-- start Supplied material --

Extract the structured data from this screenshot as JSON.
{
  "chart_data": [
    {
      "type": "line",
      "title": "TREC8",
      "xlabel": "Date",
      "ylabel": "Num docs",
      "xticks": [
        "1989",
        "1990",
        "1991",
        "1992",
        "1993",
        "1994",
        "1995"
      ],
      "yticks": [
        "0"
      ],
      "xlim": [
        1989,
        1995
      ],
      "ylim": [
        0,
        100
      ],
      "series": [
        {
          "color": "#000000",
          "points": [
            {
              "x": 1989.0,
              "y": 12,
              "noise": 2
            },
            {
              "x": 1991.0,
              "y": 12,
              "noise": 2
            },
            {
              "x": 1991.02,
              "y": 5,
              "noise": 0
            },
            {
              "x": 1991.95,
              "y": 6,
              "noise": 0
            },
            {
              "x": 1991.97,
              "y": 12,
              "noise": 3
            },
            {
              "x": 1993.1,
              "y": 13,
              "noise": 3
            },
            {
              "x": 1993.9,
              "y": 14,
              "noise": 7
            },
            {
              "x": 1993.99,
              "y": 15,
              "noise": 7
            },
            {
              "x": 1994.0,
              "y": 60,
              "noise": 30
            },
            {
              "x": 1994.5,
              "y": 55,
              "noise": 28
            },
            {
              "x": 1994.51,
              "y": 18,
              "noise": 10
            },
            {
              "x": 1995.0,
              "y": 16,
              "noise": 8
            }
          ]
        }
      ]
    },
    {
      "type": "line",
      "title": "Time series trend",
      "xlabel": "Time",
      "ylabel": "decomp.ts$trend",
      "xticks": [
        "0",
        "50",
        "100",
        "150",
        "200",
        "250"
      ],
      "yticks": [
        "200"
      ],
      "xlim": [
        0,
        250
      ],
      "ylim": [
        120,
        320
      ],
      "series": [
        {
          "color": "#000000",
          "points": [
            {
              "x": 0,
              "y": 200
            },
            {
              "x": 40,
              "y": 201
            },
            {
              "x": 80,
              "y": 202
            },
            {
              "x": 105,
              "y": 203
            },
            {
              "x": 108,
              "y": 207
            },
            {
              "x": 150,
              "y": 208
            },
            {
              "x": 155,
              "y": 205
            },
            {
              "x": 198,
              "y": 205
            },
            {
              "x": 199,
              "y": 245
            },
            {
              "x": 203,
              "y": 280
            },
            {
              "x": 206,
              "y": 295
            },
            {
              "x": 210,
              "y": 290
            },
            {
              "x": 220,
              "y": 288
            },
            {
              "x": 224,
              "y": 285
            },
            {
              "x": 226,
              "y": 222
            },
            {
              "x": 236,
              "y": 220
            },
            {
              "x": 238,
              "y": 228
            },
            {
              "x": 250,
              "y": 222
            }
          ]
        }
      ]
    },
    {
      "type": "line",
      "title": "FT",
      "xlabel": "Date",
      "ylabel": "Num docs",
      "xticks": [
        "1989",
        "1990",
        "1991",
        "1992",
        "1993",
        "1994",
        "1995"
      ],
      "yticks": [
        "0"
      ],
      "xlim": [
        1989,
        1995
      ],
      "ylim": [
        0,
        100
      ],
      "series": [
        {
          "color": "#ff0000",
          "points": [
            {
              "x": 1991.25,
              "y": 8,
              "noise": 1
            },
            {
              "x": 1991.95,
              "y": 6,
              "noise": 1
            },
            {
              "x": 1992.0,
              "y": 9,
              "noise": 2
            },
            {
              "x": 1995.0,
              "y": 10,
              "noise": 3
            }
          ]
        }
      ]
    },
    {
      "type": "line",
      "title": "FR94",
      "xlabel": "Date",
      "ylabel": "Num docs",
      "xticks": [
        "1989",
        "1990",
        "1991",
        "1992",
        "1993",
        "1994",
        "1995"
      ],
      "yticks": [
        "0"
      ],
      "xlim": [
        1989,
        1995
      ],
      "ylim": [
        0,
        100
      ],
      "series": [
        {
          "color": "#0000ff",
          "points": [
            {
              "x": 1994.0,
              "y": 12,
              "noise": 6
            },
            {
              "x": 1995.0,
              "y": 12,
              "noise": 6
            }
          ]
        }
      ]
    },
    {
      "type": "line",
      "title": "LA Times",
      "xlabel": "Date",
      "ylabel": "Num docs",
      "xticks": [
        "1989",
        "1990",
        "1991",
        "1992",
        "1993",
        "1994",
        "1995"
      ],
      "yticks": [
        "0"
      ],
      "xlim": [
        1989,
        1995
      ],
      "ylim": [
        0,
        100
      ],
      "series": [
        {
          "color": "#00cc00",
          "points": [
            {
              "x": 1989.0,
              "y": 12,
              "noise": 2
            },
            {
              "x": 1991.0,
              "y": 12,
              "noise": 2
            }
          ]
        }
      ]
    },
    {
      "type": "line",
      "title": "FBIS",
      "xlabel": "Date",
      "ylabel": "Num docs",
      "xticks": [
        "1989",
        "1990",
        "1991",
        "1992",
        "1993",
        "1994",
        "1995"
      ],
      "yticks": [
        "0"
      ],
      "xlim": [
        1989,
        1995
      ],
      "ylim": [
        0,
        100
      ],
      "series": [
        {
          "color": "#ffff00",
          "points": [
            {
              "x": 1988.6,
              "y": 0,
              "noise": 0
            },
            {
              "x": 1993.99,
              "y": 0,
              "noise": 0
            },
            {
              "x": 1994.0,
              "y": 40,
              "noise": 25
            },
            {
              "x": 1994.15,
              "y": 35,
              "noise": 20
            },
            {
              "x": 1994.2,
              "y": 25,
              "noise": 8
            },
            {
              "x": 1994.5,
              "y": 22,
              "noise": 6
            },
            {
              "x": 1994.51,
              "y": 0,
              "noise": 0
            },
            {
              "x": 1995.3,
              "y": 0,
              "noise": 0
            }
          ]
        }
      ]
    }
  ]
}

-- end Supplied material --

• **Problem description**
Look through the material above. Copy each line where the word "title" appears.

• **Finished answer**
      "title": "TREC8",
      "title": "Time series trend",
      "title": "FT",
      "title": "FR94",
      "title": "LA Times",
      "title": "FBIS",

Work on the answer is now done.